— Start RECORDED DATA —
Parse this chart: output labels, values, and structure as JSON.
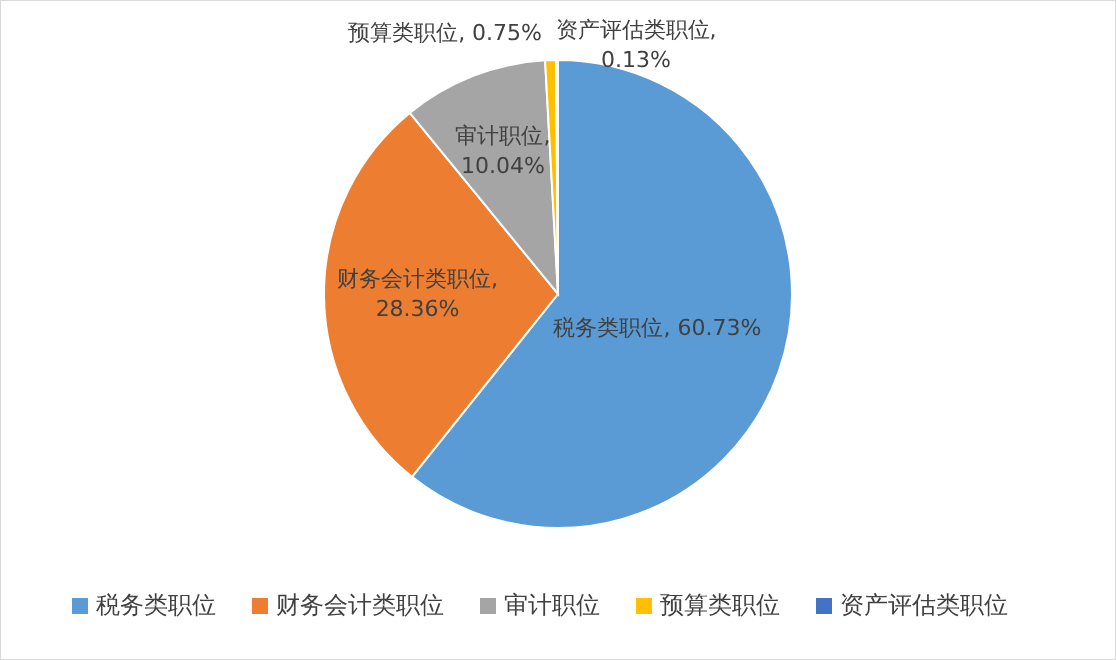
{
  "chart_data": {
    "type": "pie",
    "categories": [
      "税务类职位",
      "财务会计类职位",
      "审计职位",
      "预算类职位",
      "资产评估类职位"
    ],
    "values": [
      60.73,
      28.36,
      10.04,
      0.75,
      0.13
    ],
    "colors": [
      "#5b9bd5",
      "#ed7d31",
      "#a5a5a5",
      "#ffc000",
      "#4472c4"
    ],
    "value_labels": [
      "税务类职位, 60.73%",
      "财务会计类职位, 28.36%",
      "审计职位, 10.04%",
      "预算类职位, 0.75%",
      "资产评估类职位, 0.13%"
    ],
    "legend": "bottom"
  }
}
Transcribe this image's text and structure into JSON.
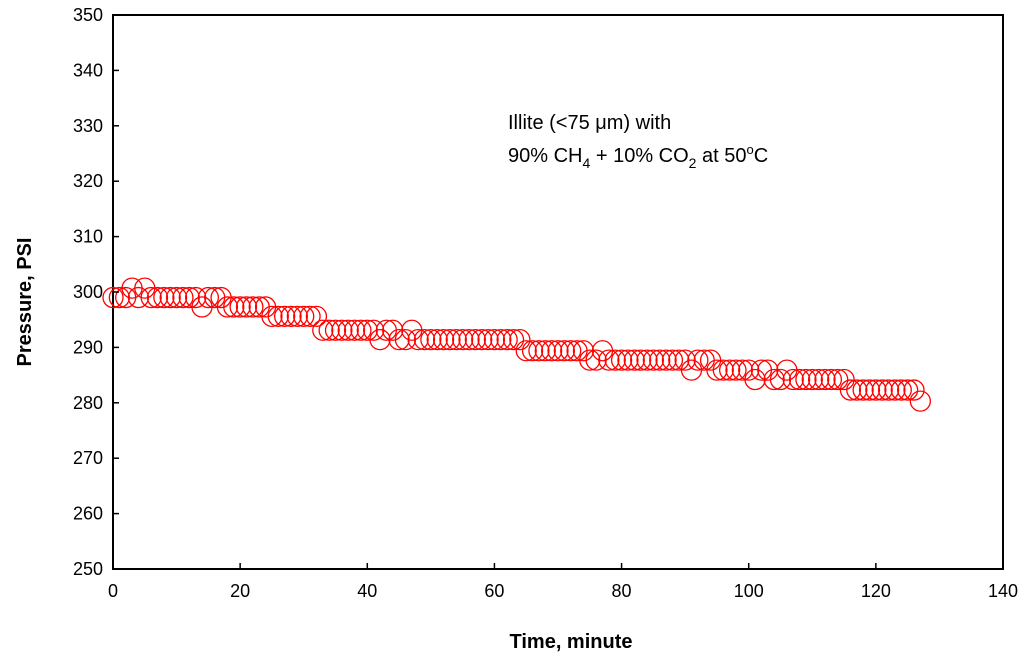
{
  "chart_data": {
    "type": "scatter",
    "xlabel": "Time, minute",
    "ylabel": "Pressure, PSI",
    "xlim": [
      0,
      140
    ],
    "ylim": [
      250,
      350
    ],
    "xticks": [
      "0",
      "20",
      "40",
      "60",
      "80",
      "100",
      "120",
      "140"
    ],
    "yticks": [
      "250",
      "260",
      "270",
      "280",
      "290",
      "300",
      "310",
      "320",
      "330",
      "340",
      "350"
    ],
    "annotation": {
      "line1": "Illite (<75 μm) with",
      "line2_parts": [
        "90% CH",
        "4",
        " + 10% CO",
        "2",
        " at 50",
        "o",
        "C"
      ]
    },
    "grid": false,
    "legend": "none",
    "marker": "open-circle",
    "color": "#ff0000",
    "series": [
      {
        "x": [
          0,
          1,
          2,
          3,
          4,
          5,
          6,
          7,
          8,
          9,
          10,
          11,
          12,
          13,
          14,
          15,
          16,
          17,
          18,
          19,
          20,
          21,
          22,
          23,
          24,
          25,
          26,
          27,
          28,
          29,
          30,
          31,
          32,
          33,
          34,
          35,
          36,
          37,
          38,
          39,
          40,
          41,
          42,
          43,
          44,
          45,
          46,
          47,
          48,
          49,
          50,
          51,
          52,
          53,
          54,
          55,
          56,
          57,
          58,
          59,
          60,
          61,
          62,
          63,
          64,
          65,
          66,
          67,
          68,
          69,
          70,
          71,
          72,
          73,
          74,
          75,
          76,
          77,
          78,
          79,
          80,
          81,
          82,
          83,
          84,
          85,
          86,
          87,
          88,
          89,
          90,
          91,
          92,
          93,
          94,
          95,
          96,
          97,
          98,
          99,
          100,
          101,
          102,
          103,
          104,
          105,
          106,
          107,
          108,
          109,
          110,
          111,
          112,
          113,
          114,
          115,
          116,
          117,
          118,
          119,
          120,
          121,
          122,
          123,
          124,
          125,
          126,
          127
        ],
        "y": [
          299,
          299,
          299,
          300.7,
          299,
          300.7,
          299,
          299,
          299,
          299,
          299,
          299,
          299,
          299,
          297.3,
          299,
          299,
          299,
          297.3,
          297.3,
          297.3,
          297.3,
          297.3,
          297.3,
          297.3,
          295.6,
          295.6,
          295.6,
          295.6,
          295.6,
          295.6,
          295.6,
          295.6,
          293.1,
          293.1,
          293.1,
          293.1,
          293.1,
          293.1,
          293.1,
          293.1,
          293.1,
          291.4,
          293.1,
          293.1,
          291.4,
          291.4,
          293.1,
          291.4,
          291.4,
          291.4,
          291.4,
          291.4,
          291.4,
          291.4,
          291.4,
          291.4,
          291.4,
          291.4,
          291.4,
          291.4,
          291.4,
          291.4,
          291.4,
          291.4,
          289.4,
          289.4,
          289.4,
          289.4,
          289.4,
          289.4,
          289.4,
          289.4,
          289.4,
          289.4,
          287.7,
          287.7,
          289.4,
          287.7,
          287.7,
          287.7,
          287.7,
          287.7,
          287.7,
          287.7,
          287.7,
          287.7,
          287.7,
          287.7,
          287.7,
          287.7,
          285.9,
          287.7,
          287.7,
          287.7,
          285.9,
          285.9,
          285.9,
          285.9,
          285.9,
          285.9,
          284.2,
          285.9,
          285.9,
          284.2,
          284.2,
          285.9,
          284.2,
          284.2,
          284.2,
          284.2,
          284.2,
          284.2,
          284.2,
          284.2,
          284.2,
          282.3,
          282.3,
          282.3,
          282.3,
          282.3,
          282.3,
          282.3,
          282.3,
          282.3,
          282.3,
          282.3,
          280.3
        ]
      }
    ]
  }
}
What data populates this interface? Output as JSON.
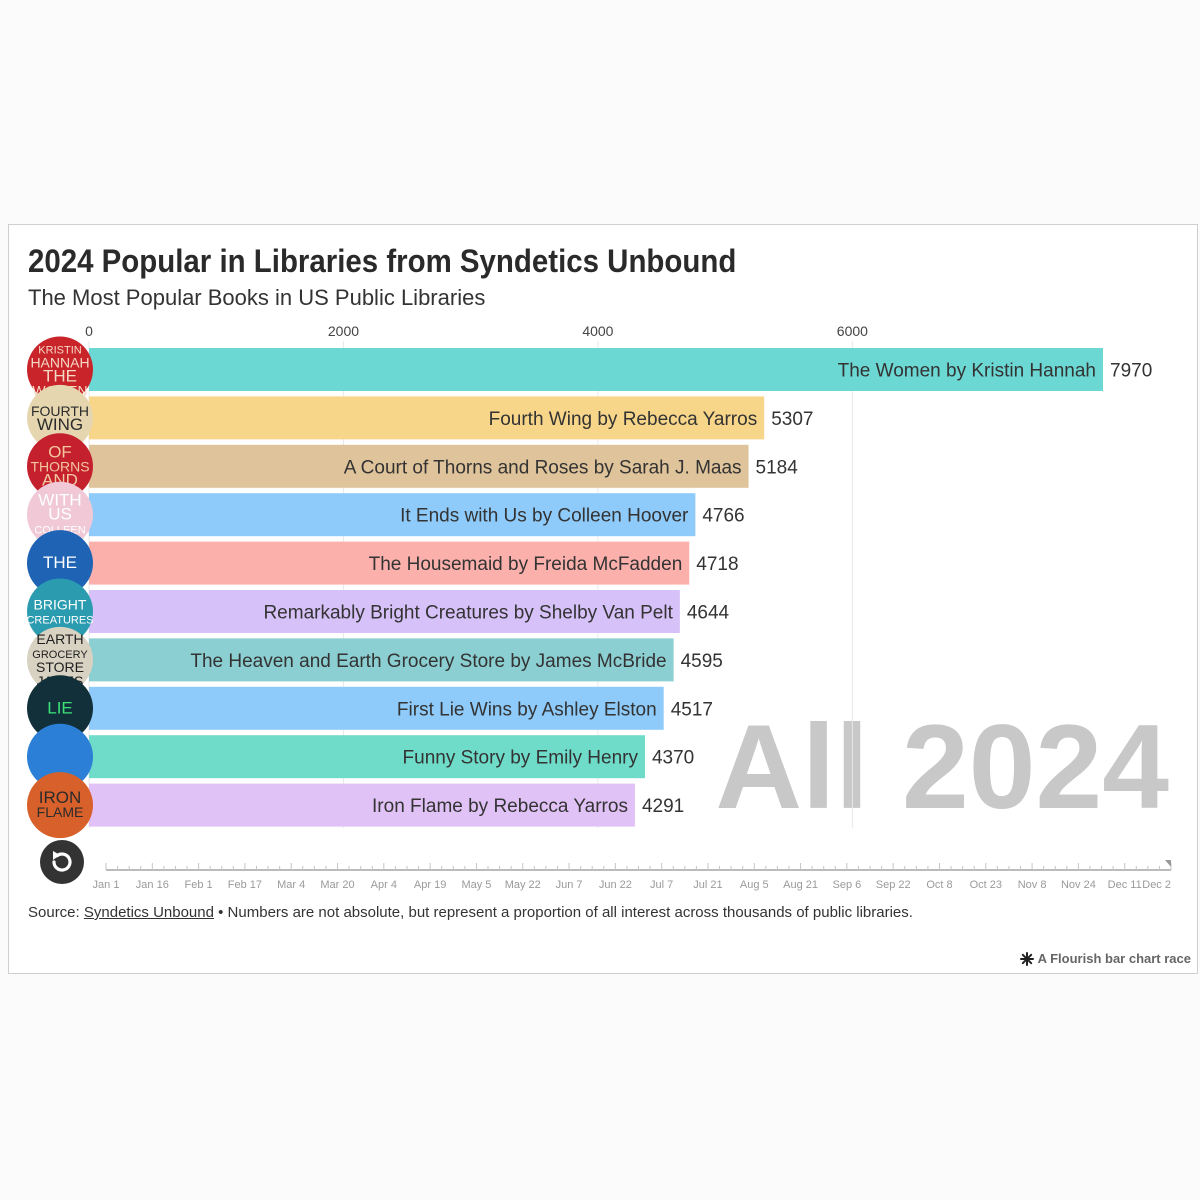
{
  "chart_data": {
    "type": "bar",
    "title": "2024 Popular in Libraries from Syndetics Unbound",
    "subtitle": "The Most Popular Books in US Public Libraries",
    "period_label": "All 2024",
    "x_ticks": [
      0,
      2000,
      4000,
      6000
    ],
    "xlim": [
      0,
      8300
    ],
    "grid": true,
    "categories": [
      "The Women by Kristin Hannah",
      "Fourth Wing by Rebecca Yarros",
      "A Court of Thorns and Roses by Sarah J. Maas",
      "It Ends with Us by Colleen Hoover",
      "The Housemaid by Freida McFadden",
      "Remarkably Bright Creatures by Shelby Van Pelt",
      "The Heaven and Earth Grocery Store by James McBride",
      "First Lie Wins by Ashley Elston",
      "Funny Story by Emily Henry",
      "Iron Flame by Rebecca Yarros"
    ],
    "values": [
      7970,
      5307,
      5184,
      4766,
      4718,
      4644,
      4595,
      4517,
      4370,
      4291
    ],
    "colors": [
      "#6cd8d3",
      "#f7d68a",
      "#dfc39a",
      "#8ecbfb",
      "#fbb0ac",
      "#d6c1f8",
      "#8ccfd2",
      "#8ecbfb",
      "#6fdbc9",
      "#e1c2f6"
    ],
    "covers": [
      {
        "text": [
          "KRISTIN",
          "HANNAH",
          "THE",
          "WOMEN"
        ],
        "bg": "#c8242a",
        "fg": "#f4d9c4"
      },
      {
        "text": [
          "FOURTH",
          "WING"
        ],
        "bg": "#e6d6b0",
        "fg": "#2b2b2b"
      },
      {
        "text": [
          "OF",
          "THORNS",
          "AND"
        ],
        "bg": "#c4202e",
        "fg": "#f2c7a0"
      },
      {
        "text": [
          "WITH",
          "US",
          "COLLEEN"
        ],
        "bg": "#f1c9d6",
        "fg": "#ffffff"
      },
      {
        "text": [
          "THE"
        ],
        "bg": "#1f63b4",
        "fg": "#ffffff"
      },
      {
        "text": [
          "BRIGHT",
          "CREATURES"
        ],
        "bg": "#2b9bb0",
        "fg": "#ffffff"
      },
      {
        "text": [
          "EARTH",
          "GROCERY",
          "STORE",
          "JAMES"
        ],
        "bg": "#d8d2c2",
        "fg": "#1e1e1e"
      },
      {
        "text": [
          "LIE"
        ],
        "bg": "#12303a",
        "fg": "#3be27a"
      },
      {
        "text": [],
        "bg": "#2b7fd6",
        "fg": "#ffffff"
      },
      {
        "text": [
          "IRON",
          "FLAME"
        ],
        "bg": "#d8602a",
        "fg": "#2b2b2b"
      }
    ],
    "timeline": [
      "Jan 1",
      "Jan 16",
      "Feb 1",
      "Feb 17",
      "Mar 4",
      "Mar 20",
      "Apr 4",
      "Apr 19",
      "May 5",
      "May 22",
      "Jun 7",
      "Jun 22",
      "Jul 7",
      "Jul 21",
      "Aug 5",
      "Aug 21",
      "Sep 6",
      "Sep 22",
      "Oct 8",
      "Oct 23",
      "Nov 8",
      "Nov 24",
      "Dec 11",
      "Dec 2"
    ]
  },
  "footer": {
    "source_prefix": "Source: ",
    "source_link": "Syndetics Unbound",
    "source_note": " • Numbers are not absolute, but represent a proportion of all interest across thousands of public libraries.",
    "credit": "A Flourish bar chart race"
  },
  "icons": {
    "replay": "replay-icon",
    "credit": "flourish-logo-icon"
  }
}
— End RECORDED DATA —
• AIM
Provide only the number of lines in the entries that hold the word "Yarros".

• RESPONSE
2